Your task is to copy every line of the entries that contains "this".

**RECORDS SUPPLIED**
>> BEGIN
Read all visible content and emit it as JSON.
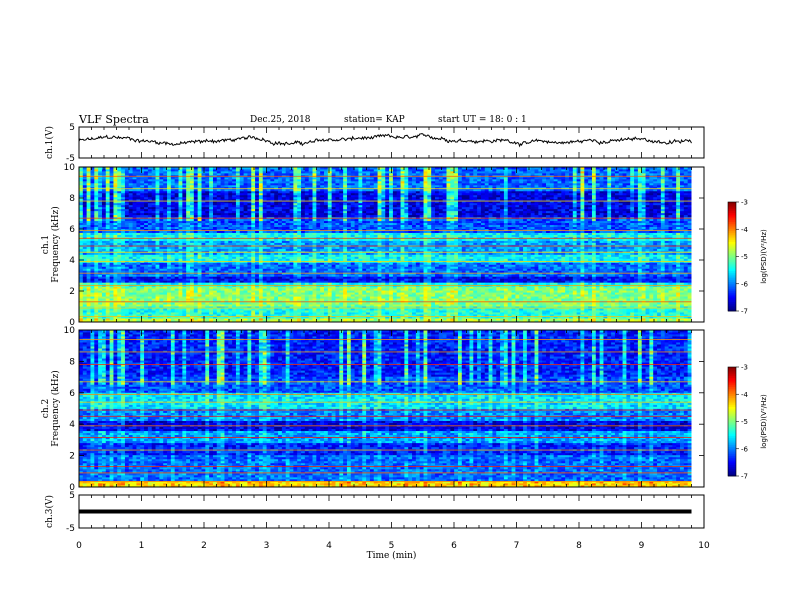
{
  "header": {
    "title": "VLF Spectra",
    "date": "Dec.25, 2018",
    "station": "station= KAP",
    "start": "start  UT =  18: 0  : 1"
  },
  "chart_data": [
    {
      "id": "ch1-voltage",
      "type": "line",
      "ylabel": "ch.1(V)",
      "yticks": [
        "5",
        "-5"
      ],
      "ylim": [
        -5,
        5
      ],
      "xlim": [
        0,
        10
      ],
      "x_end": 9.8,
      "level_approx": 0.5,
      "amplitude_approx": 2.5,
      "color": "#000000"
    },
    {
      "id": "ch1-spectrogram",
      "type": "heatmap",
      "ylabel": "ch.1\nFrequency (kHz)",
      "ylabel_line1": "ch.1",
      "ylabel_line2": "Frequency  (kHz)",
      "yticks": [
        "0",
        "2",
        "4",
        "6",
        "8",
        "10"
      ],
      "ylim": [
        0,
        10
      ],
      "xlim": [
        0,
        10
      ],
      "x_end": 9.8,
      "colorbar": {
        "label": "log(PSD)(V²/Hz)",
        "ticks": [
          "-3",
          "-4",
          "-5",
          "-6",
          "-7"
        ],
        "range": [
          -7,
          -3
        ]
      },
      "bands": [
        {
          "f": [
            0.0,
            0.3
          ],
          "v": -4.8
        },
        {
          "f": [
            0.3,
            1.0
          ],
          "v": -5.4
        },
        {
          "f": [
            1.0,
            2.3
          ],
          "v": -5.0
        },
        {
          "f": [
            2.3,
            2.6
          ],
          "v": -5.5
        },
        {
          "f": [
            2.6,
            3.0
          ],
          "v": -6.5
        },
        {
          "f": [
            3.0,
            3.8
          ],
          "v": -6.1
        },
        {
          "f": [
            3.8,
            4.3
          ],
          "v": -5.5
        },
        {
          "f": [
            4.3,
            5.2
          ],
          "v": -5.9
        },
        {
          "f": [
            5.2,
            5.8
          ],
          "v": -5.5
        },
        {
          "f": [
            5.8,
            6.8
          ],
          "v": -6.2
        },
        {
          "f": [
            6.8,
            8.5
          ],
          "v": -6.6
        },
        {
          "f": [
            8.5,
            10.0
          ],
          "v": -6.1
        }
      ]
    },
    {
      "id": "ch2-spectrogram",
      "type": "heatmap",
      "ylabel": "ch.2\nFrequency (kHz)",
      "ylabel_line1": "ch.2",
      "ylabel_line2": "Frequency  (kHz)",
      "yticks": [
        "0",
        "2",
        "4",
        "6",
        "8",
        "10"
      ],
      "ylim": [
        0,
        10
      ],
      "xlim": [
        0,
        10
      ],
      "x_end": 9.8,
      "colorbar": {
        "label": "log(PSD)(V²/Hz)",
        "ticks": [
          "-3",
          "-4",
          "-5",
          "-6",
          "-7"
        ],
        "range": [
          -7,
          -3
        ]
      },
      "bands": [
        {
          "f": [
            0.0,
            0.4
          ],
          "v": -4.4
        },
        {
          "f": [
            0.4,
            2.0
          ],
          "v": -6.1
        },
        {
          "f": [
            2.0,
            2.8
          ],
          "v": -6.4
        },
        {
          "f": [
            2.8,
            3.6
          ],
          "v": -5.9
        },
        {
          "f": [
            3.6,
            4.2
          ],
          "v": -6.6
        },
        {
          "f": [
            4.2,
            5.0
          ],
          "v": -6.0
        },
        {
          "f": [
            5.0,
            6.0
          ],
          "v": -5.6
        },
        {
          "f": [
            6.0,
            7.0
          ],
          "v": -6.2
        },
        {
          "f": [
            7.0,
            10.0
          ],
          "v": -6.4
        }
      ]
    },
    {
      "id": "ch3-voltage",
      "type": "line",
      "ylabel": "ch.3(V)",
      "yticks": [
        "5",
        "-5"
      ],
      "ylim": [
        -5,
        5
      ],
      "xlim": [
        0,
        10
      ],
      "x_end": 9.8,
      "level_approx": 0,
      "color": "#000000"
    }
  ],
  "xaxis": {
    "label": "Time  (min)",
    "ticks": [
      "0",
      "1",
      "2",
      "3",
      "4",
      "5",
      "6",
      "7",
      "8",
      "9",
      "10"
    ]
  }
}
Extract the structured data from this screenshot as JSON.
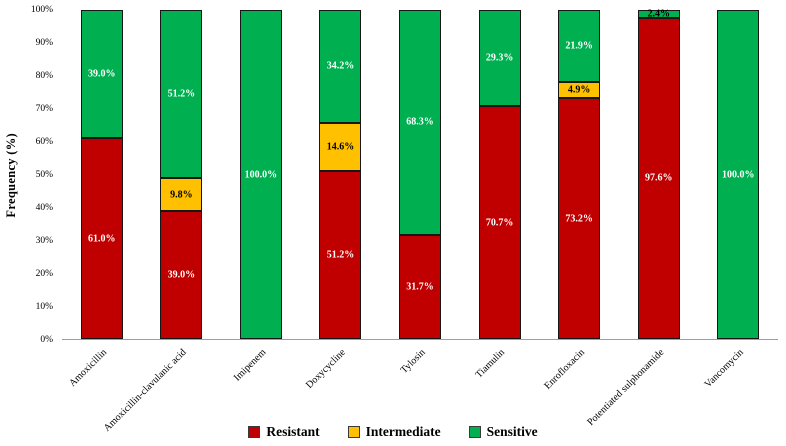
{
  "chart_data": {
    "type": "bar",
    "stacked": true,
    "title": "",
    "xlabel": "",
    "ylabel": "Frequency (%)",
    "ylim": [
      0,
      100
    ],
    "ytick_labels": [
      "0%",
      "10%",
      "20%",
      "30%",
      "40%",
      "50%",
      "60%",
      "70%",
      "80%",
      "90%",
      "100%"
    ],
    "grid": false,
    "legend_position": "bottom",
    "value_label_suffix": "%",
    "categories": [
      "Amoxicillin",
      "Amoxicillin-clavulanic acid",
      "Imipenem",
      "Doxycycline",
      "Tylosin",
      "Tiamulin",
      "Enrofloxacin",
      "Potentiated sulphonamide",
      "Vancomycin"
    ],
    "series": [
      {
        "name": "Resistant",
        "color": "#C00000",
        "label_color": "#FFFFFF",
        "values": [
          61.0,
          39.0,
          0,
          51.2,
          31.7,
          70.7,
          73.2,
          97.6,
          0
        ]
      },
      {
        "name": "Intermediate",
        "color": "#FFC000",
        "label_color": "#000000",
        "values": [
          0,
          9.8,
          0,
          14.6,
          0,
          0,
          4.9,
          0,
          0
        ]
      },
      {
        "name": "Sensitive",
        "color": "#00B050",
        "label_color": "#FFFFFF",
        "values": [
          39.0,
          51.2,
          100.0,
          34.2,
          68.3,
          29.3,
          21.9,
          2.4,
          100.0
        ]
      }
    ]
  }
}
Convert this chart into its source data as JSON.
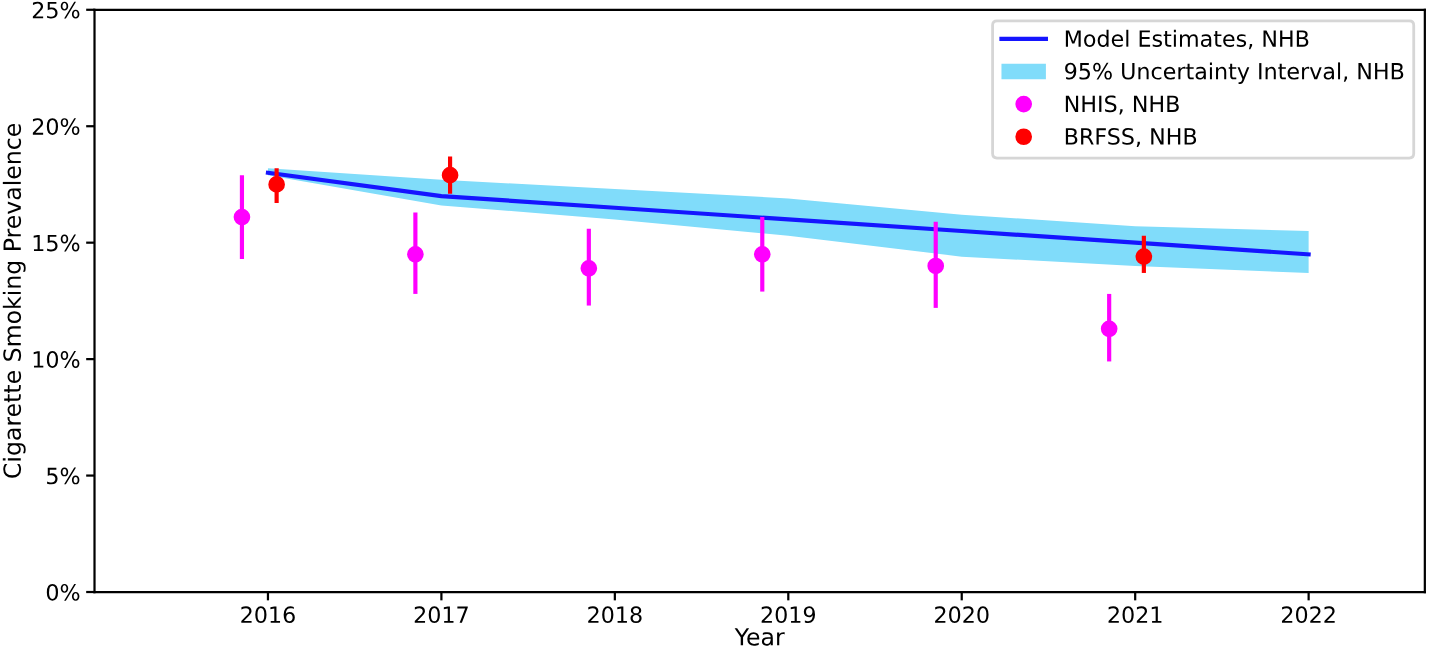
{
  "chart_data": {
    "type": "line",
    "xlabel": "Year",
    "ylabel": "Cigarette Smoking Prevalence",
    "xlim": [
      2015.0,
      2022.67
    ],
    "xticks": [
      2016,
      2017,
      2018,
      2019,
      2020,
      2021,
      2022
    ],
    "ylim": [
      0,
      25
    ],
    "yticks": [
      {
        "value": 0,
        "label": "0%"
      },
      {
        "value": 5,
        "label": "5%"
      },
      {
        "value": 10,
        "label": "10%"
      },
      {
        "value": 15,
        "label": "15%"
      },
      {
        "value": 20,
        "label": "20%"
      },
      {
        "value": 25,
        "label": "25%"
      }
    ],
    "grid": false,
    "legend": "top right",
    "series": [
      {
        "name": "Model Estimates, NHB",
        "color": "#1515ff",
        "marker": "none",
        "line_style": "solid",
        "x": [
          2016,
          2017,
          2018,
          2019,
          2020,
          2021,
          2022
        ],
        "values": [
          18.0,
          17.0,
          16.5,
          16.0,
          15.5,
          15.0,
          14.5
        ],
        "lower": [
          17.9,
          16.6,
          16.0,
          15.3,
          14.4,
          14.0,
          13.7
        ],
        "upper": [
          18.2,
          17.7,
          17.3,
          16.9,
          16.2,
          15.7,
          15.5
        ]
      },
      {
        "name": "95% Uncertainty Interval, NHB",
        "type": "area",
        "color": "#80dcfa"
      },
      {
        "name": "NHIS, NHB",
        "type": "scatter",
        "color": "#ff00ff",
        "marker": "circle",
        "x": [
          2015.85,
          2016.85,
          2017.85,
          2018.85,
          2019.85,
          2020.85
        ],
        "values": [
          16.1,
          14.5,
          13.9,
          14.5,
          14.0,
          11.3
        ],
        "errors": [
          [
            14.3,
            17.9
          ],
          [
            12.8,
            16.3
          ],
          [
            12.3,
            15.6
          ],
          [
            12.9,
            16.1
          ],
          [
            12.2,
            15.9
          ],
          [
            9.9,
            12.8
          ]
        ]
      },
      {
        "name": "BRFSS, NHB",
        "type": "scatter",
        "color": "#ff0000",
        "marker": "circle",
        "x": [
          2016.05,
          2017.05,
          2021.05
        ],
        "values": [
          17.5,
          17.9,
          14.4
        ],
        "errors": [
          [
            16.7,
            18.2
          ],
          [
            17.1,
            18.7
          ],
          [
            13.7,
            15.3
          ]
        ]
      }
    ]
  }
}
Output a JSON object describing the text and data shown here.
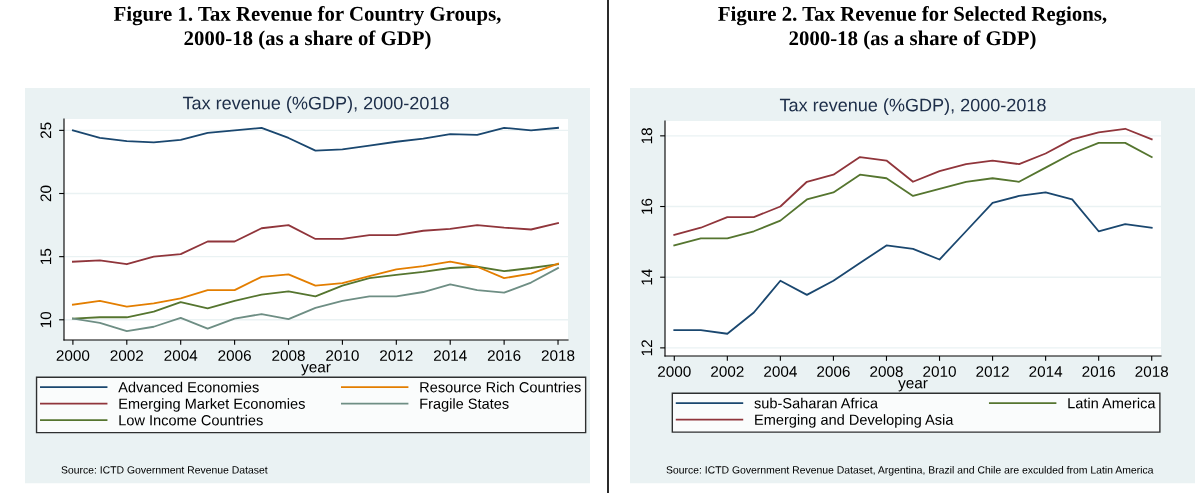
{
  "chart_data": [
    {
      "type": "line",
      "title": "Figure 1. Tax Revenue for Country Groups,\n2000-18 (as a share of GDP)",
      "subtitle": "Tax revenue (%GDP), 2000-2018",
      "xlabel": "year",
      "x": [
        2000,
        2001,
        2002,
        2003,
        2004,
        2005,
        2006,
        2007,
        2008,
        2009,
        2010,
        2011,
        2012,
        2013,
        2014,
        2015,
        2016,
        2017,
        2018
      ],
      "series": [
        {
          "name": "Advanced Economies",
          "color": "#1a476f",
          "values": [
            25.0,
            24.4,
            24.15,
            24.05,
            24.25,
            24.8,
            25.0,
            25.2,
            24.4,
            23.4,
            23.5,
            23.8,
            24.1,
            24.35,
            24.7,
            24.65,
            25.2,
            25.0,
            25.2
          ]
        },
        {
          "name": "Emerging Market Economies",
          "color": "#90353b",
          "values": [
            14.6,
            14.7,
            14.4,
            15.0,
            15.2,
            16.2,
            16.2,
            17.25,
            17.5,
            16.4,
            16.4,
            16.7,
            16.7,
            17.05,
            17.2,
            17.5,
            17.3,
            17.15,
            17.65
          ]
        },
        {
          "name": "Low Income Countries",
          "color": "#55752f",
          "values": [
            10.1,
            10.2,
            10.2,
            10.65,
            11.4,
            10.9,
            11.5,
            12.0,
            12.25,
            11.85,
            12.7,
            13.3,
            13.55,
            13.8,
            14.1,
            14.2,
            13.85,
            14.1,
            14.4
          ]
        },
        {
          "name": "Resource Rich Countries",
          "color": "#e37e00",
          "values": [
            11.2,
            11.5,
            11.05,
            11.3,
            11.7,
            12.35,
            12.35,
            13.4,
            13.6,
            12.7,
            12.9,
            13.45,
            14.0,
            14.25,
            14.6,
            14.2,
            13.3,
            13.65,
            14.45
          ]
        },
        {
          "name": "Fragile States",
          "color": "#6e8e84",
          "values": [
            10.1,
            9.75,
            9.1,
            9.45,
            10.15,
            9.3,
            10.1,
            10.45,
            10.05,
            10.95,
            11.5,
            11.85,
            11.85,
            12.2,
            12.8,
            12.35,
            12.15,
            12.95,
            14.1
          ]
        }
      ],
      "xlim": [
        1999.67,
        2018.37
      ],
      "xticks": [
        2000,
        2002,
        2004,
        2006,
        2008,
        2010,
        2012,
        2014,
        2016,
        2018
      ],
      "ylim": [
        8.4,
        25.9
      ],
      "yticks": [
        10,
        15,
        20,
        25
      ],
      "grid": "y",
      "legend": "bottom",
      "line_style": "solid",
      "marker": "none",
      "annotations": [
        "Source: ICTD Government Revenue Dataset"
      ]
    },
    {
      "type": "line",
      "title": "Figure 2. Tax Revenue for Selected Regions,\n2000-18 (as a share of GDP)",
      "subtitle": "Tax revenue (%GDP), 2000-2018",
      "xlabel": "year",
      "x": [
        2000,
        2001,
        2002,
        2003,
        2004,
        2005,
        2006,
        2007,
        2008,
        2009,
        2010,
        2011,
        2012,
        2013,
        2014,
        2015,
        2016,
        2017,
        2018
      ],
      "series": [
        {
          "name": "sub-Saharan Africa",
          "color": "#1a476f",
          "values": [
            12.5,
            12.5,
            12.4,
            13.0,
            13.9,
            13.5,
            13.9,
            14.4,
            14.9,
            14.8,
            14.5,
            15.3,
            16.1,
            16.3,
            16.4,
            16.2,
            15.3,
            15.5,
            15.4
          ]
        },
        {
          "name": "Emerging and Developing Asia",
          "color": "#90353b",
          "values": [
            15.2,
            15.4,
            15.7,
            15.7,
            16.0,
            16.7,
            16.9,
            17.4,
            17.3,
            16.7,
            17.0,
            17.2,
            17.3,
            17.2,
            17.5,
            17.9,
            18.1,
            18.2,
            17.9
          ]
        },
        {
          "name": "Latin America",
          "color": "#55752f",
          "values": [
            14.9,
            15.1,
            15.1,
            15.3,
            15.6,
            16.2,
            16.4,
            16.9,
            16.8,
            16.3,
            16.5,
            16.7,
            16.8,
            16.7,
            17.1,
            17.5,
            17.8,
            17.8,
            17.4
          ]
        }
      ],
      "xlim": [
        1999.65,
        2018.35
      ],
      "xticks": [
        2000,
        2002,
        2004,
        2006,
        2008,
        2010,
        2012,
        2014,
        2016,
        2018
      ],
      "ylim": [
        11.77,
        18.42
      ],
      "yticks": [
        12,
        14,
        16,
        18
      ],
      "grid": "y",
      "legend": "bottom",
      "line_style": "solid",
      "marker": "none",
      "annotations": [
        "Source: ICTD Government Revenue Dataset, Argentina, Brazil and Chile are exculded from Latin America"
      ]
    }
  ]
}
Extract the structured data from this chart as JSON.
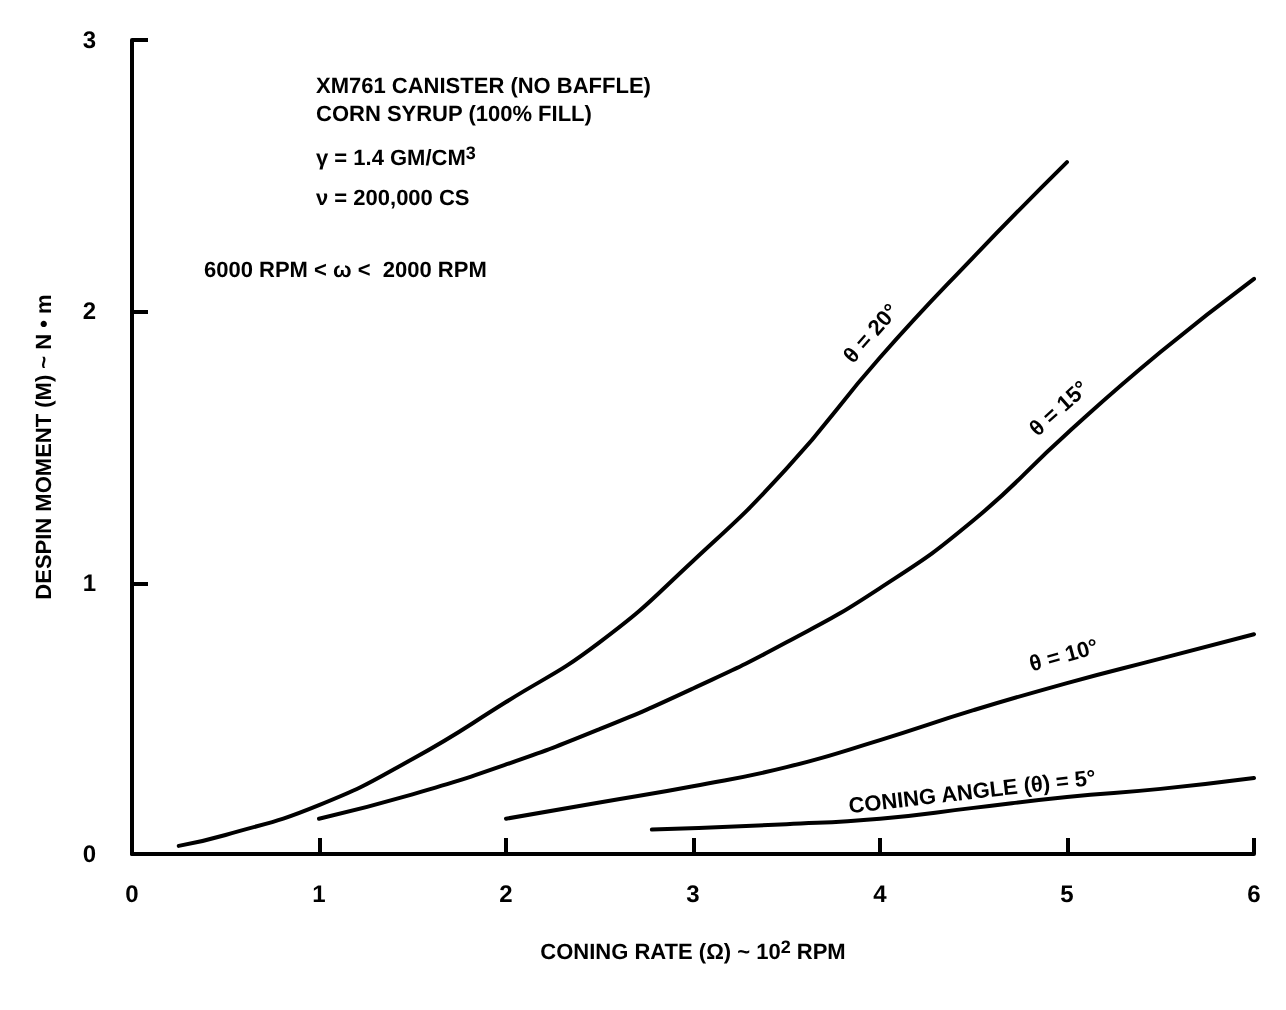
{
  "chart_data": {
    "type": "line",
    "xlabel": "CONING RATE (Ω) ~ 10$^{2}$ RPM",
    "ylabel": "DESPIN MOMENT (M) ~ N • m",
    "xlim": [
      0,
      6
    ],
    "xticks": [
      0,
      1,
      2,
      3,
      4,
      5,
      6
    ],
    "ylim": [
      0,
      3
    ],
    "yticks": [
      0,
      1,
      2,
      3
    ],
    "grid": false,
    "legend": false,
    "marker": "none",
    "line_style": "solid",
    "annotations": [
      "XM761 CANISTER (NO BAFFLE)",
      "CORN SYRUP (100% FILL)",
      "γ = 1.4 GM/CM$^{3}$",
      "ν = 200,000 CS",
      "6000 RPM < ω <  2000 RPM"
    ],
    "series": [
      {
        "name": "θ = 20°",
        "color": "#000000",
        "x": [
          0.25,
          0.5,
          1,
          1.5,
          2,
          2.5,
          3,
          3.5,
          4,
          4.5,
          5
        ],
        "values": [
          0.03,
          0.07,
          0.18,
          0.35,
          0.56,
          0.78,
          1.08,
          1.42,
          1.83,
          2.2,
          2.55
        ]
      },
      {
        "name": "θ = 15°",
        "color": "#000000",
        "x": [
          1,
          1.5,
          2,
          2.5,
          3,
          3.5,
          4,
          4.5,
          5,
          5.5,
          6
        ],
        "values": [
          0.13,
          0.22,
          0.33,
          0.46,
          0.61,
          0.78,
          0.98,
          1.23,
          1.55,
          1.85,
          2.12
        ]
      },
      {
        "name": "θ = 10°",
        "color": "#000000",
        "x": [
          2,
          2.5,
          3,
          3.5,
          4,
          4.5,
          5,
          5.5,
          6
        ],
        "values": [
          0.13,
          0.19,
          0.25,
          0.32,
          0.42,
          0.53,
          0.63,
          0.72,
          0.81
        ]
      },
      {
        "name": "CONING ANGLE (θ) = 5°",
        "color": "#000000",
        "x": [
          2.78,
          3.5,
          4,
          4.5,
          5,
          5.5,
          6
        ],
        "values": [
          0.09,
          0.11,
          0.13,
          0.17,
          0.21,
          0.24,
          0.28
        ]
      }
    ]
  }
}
>> END
**EXERCISE ANSWER**
Extract the structured data from this screenshot as JSON.
Convert this chart into its source data as JSON.
Extract the structured data from this chart as JSON.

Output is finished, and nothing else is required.